_Written request_
Scan each line of the records for the word "중심이동평균" and extract the ones that have it.

[Start of Recorded information]

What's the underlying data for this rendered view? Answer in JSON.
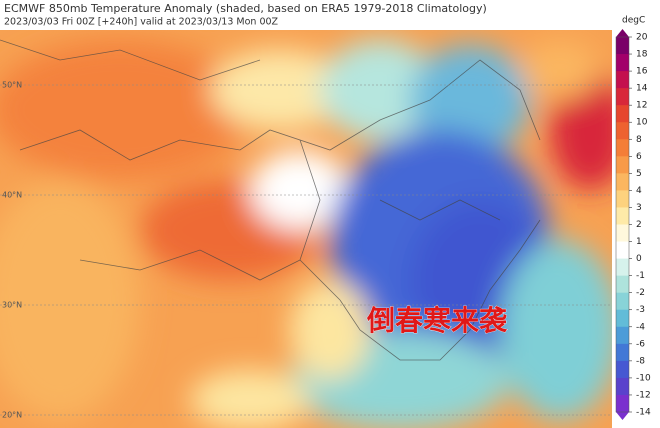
{
  "map": {
    "title": "ECMWF 850mb Temperature Anomaly (shaded, based on ERA5 1979-2018 Climatology)",
    "subtitle": "2023/03/03 Fri 00Z [+240h] valid at 2023/03/13 Mon 00Z",
    "latitude_labels": [
      "50°N",
      "40°N",
      "30°N",
      "20°N"
    ],
    "annotation": "倒春寒来袭",
    "colorbar": {
      "unit": "degC",
      "ticks": [
        20,
        18,
        16,
        14,
        12,
        10,
        8,
        6,
        5,
        4,
        3,
        2,
        1,
        0,
        -1,
        -2,
        -3,
        -4,
        -6,
        -8,
        -10,
        -12,
        -14
      ],
      "colors": [
        "#7a0068",
        "#a2006a",
        "#c4104e",
        "#d8283a",
        "#e6462e",
        "#ee6230",
        "#f47e38",
        "#f89a48",
        "#fbb660",
        "#fdd27e",
        "#feeaa8",
        "#fff8dc",
        "#ffffff",
        "#d6f2ec",
        "#aee3dc",
        "#88d3d8",
        "#62bcd8",
        "#4c9cd8",
        "#4278d6",
        "#4658d2",
        "#5a42cc",
        "#7a30ce"
      ]
    }
  }
}
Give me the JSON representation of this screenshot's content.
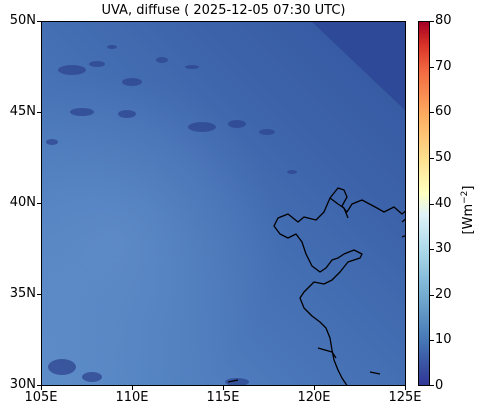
{
  "title": "UVA, diffuse ( 2025-12-05 07:30 UTC)",
  "map": {
    "lon_range": [
      105,
      125
    ],
    "lat_range": [
      30,
      50
    ],
    "x_ticks": [
      "105E",
      "110E",
      "115E",
      "120E",
      "125E"
    ],
    "y_ticks": [
      "50N",
      "45N",
      "40N",
      "35N",
      "30N"
    ],
    "field_colors": {
      "dominant": "#3b62a8",
      "southwest_light": "#5a8ac8",
      "northeast_dark": "#2c4795",
      "cloud_speckles": "#2a3f8a"
    },
    "coastline_color": "#000000"
  },
  "colorbar": {
    "range": [
      0,
      80
    ],
    "ticks": [
      "0",
      "10",
      "20",
      "30",
      "40",
      "50",
      "60",
      "70",
      "80"
    ],
    "unit": "[Wm",
    "unit_exp": "−2",
    "unit_end": "]",
    "colormap": "RdYlBu_r"
  }
}
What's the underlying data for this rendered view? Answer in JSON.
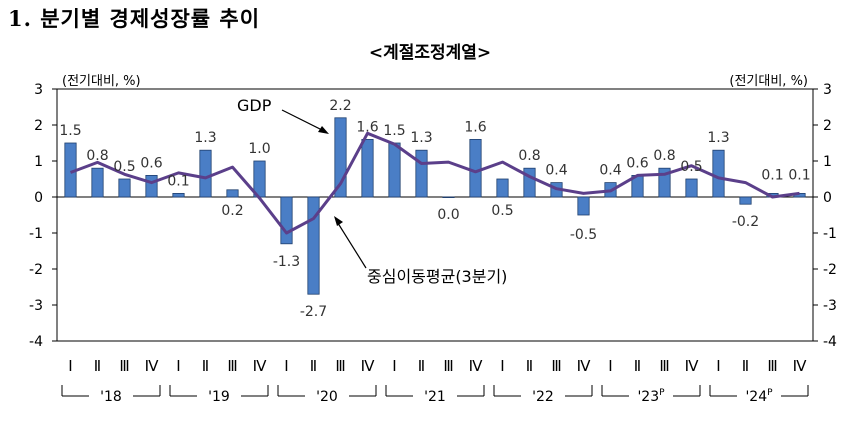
{
  "title": "1. 분기별 경제성장률 추이",
  "subtitle": "<계절조정계열>",
  "chart_data": {
    "type": "bar",
    "unit_left": "(전기대비, %)",
    "unit_right": "(전기대비, %)",
    "ylim": [
      -4,
      3
    ],
    "yticks": [
      "3",
      "2",
      "1",
      "0",
      "-1",
      "-2",
      "-3",
      "-4"
    ],
    "yticks_right": [
      "3",
      "2",
      "1",
      "0",
      "-1",
      "-2",
      "-3",
      "-4"
    ],
    "grid": false,
    "quarter_labels": [
      "Ⅰ",
      "Ⅱ",
      "Ⅲ",
      "Ⅳ",
      "Ⅰ",
      "Ⅱ",
      "Ⅲ",
      "Ⅳ",
      "Ⅰ",
      "Ⅱ",
      "Ⅲ",
      "Ⅳ",
      "Ⅰ",
      "Ⅱ",
      "Ⅲ",
      "Ⅳ",
      "Ⅰ",
      "Ⅱ",
      "Ⅲ",
      "Ⅳ",
      "Ⅰ",
      "Ⅱ",
      "Ⅲ",
      "Ⅳ",
      "Ⅰ",
      "Ⅱ",
      "Ⅲ",
      "Ⅳ"
    ],
    "years": [
      {
        "label": "'18",
        "sup": ""
      },
      {
        "label": "'19",
        "sup": ""
      },
      {
        "label": "'20",
        "sup": ""
      },
      {
        "label": "'21",
        "sup": ""
      },
      {
        "label": "'22",
        "sup": ""
      },
      {
        "label": "'23",
        "sup": "P"
      },
      {
        "label": "'24",
        "sup": "P"
      }
    ],
    "series": [
      {
        "name": "GDP",
        "kind": "bar",
        "color": "#4a7ec6",
        "values": [
          1.5,
          0.8,
          0.5,
          0.6,
          0.1,
          1.3,
          0.2,
          1.0,
          -1.3,
          -2.7,
          2.2,
          1.6,
          1.5,
          1.3,
          0.0,
          1.6,
          0.5,
          0.8,
          0.4,
          -0.5,
          0.4,
          0.6,
          0.8,
          0.5,
          1.3,
          -0.2,
          0.1,
          0.1
        ],
        "data_labels": [
          "1.5",
          "0.8",
          "0.5",
          "0.6",
          "0.1",
          "1.3",
          "0.2",
          "1.0",
          "-1.3",
          "-2.7",
          "2.2",
          "1.6",
          "1.5",
          "1.3",
          "0.0",
          "1.6",
          "0.5",
          "0.8",
          "0.4",
          "-0.5",
          "0.4",
          "0.6",
          "0.8",
          "0.5",
          "1.3",
          "-0.2",
          "0.1",
          "0.1"
        ]
      },
      {
        "name": "중심이동평균(3분기)",
        "kind": "line",
        "color": "#5b3f8a",
        "values": [
          0.68,
          0.96,
          0.63,
          0.4,
          0.67,
          0.53,
          0.83,
          -0.03,
          -1.0,
          -0.6,
          0.37,
          1.77,
          1.47,
          0.93,
          0.97,
          0.7,
          0.97,
          0.57,
          0.23,
          0.1,
          0.17,
          0.6,
          0.63,
          0.87,
          0.53,
          0.4,
          0.0,
          0.1
        ]
      }
    ],
    "annotations": [
      {
        "text": "GDP",
        "target": "GDP"
      },
      {
        "text": "중심이동평균(3분기)",
        "target": "중심이동평균(3분기)"
      }
    ]
  }
}
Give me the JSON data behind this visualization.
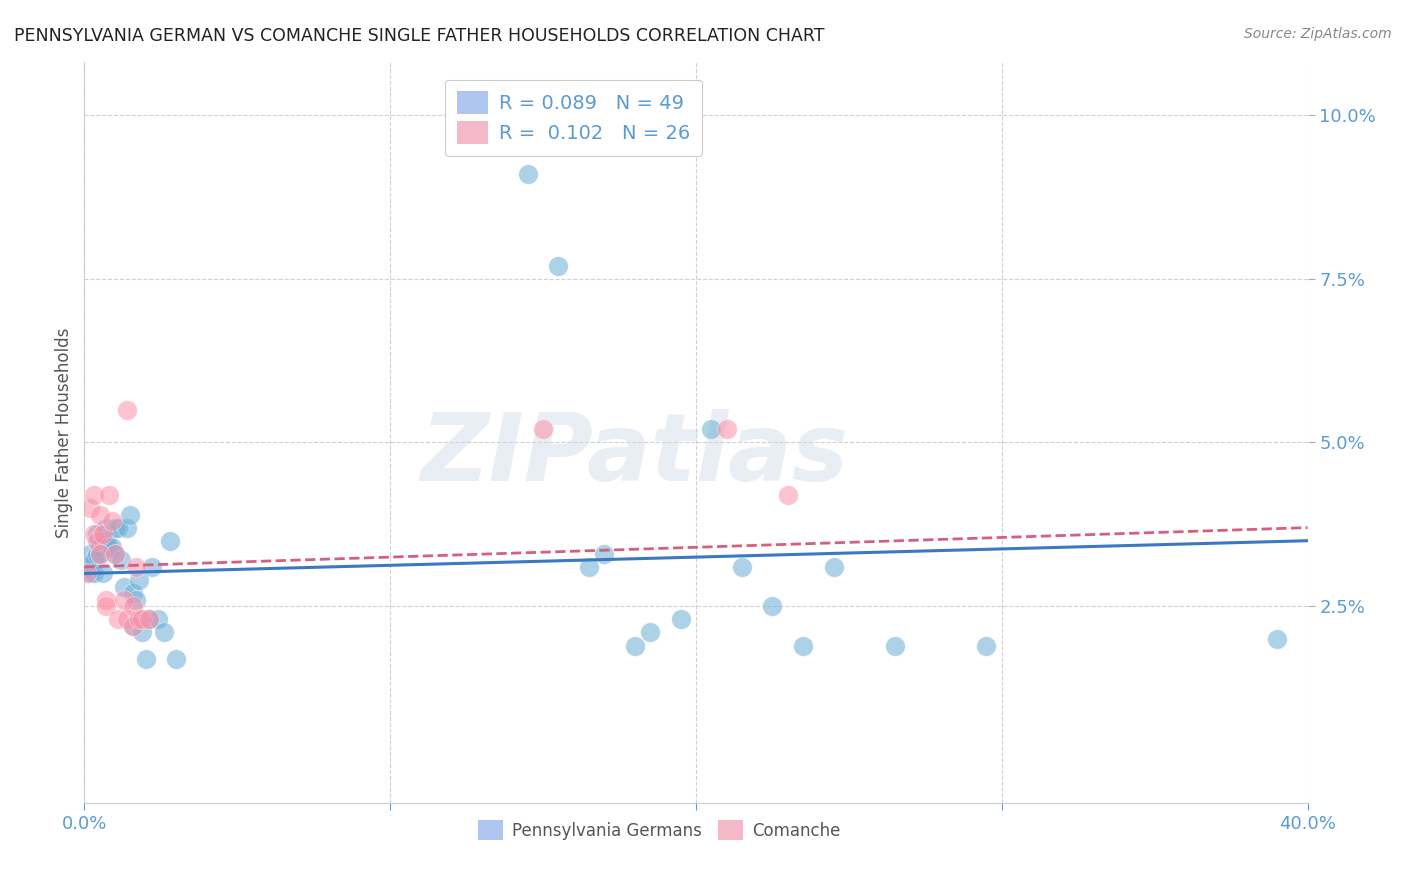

[End of Recorded information]

_Result for this exercise_
        "name": "중심이동평균(3분기)",
        "text": "중심이동평균(3분기)",
        "target": "중심이동평균(3분기)"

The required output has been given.